| AIM |
Find each line containing the string "requirements". Copy it.

| THE DATA |
Start

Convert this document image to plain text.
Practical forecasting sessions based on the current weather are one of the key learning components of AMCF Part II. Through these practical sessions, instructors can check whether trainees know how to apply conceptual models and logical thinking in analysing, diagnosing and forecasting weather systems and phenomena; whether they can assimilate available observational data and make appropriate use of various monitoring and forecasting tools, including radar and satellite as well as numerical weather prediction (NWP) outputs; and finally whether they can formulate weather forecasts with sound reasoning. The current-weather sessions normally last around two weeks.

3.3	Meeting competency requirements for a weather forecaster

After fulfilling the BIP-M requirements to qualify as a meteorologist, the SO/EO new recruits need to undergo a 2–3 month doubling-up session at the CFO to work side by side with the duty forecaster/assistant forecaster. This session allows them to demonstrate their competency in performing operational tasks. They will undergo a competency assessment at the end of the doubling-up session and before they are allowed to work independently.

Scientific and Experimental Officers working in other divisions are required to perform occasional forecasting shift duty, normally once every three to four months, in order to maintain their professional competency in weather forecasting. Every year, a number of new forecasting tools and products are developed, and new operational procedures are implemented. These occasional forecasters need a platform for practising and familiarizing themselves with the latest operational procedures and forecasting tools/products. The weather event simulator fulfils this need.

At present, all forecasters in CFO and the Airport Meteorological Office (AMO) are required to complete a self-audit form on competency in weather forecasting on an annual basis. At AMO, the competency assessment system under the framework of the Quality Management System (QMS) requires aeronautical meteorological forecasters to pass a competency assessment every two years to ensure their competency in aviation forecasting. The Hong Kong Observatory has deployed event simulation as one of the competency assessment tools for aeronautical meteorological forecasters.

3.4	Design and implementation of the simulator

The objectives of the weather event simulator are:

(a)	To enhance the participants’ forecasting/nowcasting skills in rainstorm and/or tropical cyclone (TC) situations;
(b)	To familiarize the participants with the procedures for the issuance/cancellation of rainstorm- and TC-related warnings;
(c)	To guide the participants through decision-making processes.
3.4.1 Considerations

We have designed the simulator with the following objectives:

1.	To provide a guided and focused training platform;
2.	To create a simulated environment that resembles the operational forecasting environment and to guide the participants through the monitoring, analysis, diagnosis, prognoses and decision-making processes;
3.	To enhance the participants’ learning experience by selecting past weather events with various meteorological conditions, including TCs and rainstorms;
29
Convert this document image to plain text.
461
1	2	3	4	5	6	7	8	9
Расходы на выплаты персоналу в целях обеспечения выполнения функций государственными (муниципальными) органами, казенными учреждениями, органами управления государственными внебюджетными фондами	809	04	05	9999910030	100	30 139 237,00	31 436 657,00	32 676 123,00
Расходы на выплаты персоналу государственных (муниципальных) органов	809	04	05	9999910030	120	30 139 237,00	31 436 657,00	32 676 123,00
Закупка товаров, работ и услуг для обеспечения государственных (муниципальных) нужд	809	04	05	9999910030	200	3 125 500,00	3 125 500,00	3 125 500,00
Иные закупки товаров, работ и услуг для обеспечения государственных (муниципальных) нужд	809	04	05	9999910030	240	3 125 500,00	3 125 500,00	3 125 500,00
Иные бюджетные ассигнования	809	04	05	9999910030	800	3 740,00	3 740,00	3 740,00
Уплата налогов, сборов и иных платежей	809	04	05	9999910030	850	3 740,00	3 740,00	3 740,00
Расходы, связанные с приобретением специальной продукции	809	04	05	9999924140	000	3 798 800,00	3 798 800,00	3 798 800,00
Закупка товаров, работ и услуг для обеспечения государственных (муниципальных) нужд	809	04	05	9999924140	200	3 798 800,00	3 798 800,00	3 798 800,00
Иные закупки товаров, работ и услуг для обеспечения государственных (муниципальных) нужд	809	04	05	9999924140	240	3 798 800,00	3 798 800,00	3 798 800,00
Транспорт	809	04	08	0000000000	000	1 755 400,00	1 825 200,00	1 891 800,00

End

| CORRECT ANSWER |
3.3	Meeting competency requirements for a weather forecaster
After fulfilling the BIP-M requirements to qualify as a meteorologist, the SO/EO new recruits need to undergo a 2–3 month doubling-up session at the CFO to work side by side with the duty forecaster/assistant forecaster. This session allows them to demonstrate their competency in performing operational tasks. They will undergo a competency assessment at the end of the doubling-up session and before they are allowed to work independently.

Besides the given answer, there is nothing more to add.